**Excerpted passage**:
(begin)
- Operation Phiboonpol: Part of Laotian Civil War; Vietnam War
| Date | 9 – 11 June 1971 |
| Location | Moung Phalane |
| Result | Unsuccessful Royalist attempt to capture the Bolaven Plateau |

Belligerents
- Kingdom of Laos Supported by United States Thailand: North Vietnam Supported by: Soviet Union People's Republic of China

Units involved
- Bataillon Infanterie 20 1 Special Guerrilla Unit Bataillon Volontaires 43 Bataillon de Parachutistes 104 Thai mercenary company Royal Lao Air Force U.S. Air Force: Group 559

Strength
- Battalion and regimental-size: ~50,000 Three PT-76 tanks

Casualties and losses
- Heavy: Heavy

= Operation Phiboonpol =

Operation Phiboonpol (9-11 June 1971) was a "short but very intense engagement" of the Laotian Civil War. Five Royal Lao Government battalions went on the offensive in Military Region 4 of the Kingdom of Laos to try to regain the Boloven Plateau, which overlooked the vital Ho Chi Minh Trail lying to its east. Stopped in its tracks by the People's Army of Vietnam, with its first use of tanks in southern Laos, the Royalists held firm while close air support inflicted heavy casualties on North Vietnamese attackers. A Thai mercenary company sent as a Royalist relief force was ambushed and wiped out. For weeks after the battle, vultures feasted on unburied corpses.
(end)
[Data items]
(begin)
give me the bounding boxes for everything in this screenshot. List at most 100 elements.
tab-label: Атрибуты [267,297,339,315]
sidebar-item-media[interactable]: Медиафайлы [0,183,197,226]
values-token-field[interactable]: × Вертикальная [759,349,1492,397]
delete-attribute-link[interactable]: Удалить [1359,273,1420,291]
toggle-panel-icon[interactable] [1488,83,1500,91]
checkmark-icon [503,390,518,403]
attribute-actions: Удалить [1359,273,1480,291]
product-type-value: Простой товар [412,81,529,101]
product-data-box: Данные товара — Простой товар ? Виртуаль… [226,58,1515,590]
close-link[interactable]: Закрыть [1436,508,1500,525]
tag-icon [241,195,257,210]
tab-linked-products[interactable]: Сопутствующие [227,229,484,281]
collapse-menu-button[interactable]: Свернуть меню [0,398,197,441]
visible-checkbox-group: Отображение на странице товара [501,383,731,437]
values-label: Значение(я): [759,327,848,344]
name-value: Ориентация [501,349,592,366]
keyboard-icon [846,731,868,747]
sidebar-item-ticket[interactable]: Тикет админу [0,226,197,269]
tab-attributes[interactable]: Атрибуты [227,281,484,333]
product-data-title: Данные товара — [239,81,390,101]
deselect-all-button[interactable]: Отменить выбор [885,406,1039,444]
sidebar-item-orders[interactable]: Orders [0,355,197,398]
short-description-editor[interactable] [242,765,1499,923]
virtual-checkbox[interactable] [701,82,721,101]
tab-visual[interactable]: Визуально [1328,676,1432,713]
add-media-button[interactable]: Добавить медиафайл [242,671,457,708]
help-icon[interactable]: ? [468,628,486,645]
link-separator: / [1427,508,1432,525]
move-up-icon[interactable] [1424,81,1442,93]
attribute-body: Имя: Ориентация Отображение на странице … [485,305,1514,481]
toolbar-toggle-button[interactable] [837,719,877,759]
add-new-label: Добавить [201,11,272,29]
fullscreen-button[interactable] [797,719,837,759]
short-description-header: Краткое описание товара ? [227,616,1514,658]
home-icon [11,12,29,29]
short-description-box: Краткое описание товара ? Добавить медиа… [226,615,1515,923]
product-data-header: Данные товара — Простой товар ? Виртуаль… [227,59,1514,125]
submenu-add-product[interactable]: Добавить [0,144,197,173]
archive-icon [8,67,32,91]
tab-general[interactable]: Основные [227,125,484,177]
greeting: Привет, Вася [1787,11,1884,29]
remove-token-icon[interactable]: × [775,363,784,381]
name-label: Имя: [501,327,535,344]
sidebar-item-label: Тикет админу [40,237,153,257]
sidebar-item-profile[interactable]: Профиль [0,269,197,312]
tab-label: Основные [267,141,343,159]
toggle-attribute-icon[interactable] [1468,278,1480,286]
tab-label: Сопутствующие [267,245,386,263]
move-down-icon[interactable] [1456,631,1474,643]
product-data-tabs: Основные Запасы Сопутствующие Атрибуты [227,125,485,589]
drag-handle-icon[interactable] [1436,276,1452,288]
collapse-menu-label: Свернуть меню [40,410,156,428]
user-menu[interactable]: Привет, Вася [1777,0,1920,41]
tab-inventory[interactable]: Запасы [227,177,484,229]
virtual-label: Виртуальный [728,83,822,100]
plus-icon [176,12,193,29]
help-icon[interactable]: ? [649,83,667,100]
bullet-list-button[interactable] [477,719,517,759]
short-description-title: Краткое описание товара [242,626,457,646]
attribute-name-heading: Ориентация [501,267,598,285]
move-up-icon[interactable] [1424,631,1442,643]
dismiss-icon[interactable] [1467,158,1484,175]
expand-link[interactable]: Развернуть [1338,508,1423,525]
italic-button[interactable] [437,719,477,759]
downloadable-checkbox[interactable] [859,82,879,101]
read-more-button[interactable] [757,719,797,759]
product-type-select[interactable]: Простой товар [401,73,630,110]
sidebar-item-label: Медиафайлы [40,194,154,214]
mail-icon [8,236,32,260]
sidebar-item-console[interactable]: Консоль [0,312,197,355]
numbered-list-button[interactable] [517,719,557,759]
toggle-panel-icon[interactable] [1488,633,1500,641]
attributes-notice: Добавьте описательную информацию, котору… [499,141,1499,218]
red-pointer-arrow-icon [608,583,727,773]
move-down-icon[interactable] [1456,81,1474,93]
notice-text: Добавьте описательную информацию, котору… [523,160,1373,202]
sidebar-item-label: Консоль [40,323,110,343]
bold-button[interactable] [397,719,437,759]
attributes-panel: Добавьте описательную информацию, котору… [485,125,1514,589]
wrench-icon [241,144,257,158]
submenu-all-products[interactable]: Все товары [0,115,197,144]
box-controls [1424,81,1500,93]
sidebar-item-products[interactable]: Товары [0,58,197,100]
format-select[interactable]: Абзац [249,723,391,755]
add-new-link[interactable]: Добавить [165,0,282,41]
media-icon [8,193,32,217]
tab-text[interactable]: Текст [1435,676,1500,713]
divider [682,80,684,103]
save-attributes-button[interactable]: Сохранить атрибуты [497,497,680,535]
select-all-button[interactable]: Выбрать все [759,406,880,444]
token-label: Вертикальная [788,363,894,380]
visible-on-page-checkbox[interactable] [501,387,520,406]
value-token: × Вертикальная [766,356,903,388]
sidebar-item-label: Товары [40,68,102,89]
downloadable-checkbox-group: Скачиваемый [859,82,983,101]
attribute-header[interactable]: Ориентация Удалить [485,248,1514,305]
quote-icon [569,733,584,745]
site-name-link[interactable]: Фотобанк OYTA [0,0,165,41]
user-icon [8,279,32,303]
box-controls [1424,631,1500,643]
(end)
**Task brief**:
Answer these questions from the Operation Phiboonpol article:
(a) Where did the operation take place?
(b) How many Royal Lao Government battalions went on the offensive?
(c) What happened to the Thai mercenary company sent as a relief force?
The data items have no connection to the Operation Phiboonpol article.

**Result of this task**:
(a) Moung Phalane
(b) Five
(c) It was ambushed and wiped out.